[Dataset entries]
====
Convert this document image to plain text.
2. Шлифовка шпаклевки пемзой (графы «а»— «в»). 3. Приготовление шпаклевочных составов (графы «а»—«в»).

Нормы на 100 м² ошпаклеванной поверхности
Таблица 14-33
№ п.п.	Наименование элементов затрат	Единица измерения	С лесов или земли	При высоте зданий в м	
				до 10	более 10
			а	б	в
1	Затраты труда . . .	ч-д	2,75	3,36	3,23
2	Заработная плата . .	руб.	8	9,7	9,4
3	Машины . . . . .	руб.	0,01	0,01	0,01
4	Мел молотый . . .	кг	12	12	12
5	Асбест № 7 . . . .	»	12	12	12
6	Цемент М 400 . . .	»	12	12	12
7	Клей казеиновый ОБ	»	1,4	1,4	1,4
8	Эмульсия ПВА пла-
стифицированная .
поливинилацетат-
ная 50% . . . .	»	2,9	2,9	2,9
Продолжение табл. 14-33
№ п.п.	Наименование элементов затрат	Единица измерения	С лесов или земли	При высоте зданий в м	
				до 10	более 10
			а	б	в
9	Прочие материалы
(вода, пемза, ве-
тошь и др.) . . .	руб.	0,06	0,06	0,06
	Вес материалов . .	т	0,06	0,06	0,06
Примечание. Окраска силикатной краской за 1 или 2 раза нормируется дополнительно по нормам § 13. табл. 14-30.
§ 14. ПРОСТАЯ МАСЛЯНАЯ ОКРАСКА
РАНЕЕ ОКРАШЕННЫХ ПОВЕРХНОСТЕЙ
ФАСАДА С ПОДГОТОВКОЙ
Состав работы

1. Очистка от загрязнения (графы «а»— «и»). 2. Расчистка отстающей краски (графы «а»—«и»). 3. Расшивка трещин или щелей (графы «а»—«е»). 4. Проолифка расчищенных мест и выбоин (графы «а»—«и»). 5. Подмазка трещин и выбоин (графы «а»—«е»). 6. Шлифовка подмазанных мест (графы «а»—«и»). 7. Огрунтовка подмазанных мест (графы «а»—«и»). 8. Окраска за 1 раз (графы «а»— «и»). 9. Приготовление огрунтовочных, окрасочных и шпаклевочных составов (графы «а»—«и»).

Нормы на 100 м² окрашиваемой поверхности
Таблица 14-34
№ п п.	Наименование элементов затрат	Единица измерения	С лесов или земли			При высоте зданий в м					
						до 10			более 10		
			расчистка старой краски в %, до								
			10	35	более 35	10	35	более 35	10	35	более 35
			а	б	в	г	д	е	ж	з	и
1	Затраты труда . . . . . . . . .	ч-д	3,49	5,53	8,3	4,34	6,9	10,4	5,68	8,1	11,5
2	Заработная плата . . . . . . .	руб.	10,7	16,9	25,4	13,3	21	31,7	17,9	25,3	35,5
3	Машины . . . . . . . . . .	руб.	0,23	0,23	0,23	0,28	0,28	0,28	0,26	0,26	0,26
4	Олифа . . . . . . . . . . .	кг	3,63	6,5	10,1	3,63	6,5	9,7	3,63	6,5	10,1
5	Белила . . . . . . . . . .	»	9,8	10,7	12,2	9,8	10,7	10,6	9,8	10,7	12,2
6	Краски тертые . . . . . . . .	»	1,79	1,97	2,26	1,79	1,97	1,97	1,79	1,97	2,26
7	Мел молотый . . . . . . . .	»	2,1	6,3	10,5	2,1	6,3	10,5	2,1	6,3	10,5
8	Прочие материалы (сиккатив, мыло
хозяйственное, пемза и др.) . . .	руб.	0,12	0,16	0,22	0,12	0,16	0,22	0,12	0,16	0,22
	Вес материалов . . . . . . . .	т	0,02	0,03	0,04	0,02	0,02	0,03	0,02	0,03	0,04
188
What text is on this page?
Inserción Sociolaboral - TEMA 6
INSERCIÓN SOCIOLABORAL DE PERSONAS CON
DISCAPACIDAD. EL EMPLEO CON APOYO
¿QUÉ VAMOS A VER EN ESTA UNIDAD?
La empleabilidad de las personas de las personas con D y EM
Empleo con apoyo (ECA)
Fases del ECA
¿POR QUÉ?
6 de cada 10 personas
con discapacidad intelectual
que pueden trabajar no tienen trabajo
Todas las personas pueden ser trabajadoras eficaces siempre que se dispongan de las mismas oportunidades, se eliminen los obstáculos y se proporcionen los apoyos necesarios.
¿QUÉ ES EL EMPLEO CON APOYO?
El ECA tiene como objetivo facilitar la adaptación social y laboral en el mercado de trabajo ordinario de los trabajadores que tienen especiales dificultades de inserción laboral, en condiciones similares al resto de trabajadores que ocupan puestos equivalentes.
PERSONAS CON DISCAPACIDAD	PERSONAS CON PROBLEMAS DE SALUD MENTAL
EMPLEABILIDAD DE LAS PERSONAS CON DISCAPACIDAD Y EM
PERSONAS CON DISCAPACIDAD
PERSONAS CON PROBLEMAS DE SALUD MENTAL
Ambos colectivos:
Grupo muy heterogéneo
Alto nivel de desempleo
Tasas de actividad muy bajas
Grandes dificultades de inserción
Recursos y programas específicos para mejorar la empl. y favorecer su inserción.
====
**REQUIREMENTS**. Scan the material above. Copy each line where "text" occurs.

**FINAL ANSWER**.
Convert this document image to plain text.
What text is on this page?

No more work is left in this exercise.